• What you should do:
In the data below, find every line with the string "forward" and pull it out.

-- BEGIN Material supplied --

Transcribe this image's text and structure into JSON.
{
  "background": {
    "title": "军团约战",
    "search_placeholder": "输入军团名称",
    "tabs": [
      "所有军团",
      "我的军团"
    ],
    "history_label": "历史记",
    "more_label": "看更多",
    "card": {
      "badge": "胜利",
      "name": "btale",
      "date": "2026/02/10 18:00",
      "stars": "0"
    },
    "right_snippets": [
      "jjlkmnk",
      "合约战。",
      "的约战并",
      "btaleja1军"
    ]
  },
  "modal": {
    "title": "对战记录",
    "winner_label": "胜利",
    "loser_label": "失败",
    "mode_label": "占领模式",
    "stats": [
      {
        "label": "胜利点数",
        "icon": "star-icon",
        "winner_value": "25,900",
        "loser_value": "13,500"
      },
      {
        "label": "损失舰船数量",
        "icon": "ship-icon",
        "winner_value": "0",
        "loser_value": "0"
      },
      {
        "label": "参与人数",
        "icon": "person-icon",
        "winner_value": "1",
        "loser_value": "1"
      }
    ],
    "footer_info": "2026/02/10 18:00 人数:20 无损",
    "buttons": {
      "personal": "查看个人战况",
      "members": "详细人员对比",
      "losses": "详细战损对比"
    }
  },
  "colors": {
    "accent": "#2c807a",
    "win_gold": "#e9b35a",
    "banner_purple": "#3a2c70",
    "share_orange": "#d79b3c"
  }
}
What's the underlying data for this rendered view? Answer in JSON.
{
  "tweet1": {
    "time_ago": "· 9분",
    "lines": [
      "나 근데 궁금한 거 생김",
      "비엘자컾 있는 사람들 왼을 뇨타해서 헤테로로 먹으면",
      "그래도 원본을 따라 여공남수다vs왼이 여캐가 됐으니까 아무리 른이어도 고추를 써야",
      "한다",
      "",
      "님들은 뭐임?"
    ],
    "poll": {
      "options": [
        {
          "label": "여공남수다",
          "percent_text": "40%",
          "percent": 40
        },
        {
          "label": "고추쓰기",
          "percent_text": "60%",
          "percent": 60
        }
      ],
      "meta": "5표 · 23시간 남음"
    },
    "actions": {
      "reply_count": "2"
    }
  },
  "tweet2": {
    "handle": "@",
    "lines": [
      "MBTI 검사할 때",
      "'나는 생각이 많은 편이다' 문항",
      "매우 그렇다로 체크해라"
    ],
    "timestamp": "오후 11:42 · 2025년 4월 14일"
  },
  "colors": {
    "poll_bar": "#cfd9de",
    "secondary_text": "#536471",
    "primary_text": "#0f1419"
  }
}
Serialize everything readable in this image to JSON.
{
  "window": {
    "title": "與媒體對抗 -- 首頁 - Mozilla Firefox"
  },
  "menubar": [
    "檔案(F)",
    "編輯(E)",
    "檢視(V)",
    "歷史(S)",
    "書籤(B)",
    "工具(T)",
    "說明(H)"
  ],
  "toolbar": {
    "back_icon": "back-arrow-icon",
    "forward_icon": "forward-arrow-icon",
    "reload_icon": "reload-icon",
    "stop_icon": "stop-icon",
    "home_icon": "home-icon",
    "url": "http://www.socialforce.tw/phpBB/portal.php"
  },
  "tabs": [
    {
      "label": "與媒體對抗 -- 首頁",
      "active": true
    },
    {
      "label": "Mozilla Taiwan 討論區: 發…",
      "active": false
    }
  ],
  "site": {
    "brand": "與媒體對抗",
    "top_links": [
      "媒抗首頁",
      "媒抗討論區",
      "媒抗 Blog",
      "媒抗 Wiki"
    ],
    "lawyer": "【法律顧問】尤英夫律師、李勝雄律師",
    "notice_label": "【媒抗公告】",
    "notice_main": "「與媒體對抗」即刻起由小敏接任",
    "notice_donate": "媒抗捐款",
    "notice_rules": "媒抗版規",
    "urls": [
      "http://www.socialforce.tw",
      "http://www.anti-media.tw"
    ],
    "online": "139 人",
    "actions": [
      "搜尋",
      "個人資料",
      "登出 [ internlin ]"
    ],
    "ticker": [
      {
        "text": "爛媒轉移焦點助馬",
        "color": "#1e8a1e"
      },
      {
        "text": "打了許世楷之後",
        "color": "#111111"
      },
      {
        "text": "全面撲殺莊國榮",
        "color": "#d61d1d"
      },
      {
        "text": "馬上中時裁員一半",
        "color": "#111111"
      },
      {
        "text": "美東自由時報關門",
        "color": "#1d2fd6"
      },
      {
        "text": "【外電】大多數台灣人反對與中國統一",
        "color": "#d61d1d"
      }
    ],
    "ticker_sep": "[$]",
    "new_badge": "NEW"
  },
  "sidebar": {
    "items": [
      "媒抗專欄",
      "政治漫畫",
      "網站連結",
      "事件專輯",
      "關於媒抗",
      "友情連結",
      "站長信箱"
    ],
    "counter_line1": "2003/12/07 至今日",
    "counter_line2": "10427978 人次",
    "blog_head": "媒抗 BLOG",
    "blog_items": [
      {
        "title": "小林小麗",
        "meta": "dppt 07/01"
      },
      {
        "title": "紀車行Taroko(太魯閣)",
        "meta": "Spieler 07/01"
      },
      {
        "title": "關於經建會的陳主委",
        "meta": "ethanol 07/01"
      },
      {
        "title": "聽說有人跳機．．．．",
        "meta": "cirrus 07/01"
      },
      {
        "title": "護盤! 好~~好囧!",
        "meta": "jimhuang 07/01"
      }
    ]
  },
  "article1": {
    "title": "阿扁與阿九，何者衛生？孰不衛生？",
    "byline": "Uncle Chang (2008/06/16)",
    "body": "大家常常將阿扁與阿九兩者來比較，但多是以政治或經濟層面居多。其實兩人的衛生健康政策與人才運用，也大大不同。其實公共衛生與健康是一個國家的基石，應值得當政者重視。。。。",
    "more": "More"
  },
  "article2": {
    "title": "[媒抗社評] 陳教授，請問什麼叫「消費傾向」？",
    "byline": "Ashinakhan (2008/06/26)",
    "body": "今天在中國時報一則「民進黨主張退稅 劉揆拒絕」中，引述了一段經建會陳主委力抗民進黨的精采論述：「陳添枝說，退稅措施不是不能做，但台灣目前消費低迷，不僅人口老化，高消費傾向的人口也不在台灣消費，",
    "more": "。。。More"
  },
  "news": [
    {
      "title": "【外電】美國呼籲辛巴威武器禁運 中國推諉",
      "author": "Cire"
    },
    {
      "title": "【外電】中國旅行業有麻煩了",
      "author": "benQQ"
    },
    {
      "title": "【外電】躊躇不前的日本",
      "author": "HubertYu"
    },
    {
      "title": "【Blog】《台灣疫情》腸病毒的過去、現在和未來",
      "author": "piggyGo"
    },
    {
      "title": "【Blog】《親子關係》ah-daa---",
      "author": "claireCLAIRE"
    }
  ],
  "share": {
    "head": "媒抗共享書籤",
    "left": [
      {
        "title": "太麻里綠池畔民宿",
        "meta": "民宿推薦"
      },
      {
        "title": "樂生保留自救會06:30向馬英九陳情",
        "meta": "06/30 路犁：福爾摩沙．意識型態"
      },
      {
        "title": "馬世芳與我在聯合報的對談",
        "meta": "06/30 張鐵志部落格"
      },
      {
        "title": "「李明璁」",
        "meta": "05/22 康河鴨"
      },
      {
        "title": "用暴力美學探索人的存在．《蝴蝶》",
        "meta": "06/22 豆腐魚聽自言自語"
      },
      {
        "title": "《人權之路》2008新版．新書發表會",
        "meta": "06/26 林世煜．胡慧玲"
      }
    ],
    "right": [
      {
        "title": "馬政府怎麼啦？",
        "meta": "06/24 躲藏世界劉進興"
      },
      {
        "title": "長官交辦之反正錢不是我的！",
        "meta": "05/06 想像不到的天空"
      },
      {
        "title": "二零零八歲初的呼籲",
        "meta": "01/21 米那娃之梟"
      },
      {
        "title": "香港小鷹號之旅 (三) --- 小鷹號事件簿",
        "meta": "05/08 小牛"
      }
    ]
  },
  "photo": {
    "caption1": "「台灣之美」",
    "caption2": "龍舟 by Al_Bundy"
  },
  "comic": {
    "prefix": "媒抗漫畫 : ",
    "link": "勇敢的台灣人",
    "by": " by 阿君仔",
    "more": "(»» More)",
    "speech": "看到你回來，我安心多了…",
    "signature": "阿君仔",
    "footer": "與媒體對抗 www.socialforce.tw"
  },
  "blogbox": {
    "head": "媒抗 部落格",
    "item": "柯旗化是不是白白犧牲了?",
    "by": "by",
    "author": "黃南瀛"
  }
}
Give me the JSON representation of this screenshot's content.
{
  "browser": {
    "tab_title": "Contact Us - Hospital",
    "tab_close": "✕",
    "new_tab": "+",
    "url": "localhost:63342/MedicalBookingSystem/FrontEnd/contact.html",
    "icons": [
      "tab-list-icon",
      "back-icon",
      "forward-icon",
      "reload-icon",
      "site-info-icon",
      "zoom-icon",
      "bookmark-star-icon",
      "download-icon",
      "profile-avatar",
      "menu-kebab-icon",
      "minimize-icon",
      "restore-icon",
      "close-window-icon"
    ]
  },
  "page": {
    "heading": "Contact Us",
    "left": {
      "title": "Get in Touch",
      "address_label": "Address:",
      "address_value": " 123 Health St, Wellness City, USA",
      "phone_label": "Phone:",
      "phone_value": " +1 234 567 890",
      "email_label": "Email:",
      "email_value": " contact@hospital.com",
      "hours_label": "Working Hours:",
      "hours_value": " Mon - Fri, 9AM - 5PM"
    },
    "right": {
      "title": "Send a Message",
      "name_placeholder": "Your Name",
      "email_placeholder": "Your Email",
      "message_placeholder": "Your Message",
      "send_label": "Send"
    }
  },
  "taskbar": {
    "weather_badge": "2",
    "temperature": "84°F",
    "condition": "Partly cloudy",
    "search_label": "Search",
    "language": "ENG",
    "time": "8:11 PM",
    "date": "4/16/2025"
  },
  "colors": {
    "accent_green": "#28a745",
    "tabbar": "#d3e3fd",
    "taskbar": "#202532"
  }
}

-- END Material supplied --

• Solution below:
    "forward_icon": "forward-arrow-icon",
      "forward-icon",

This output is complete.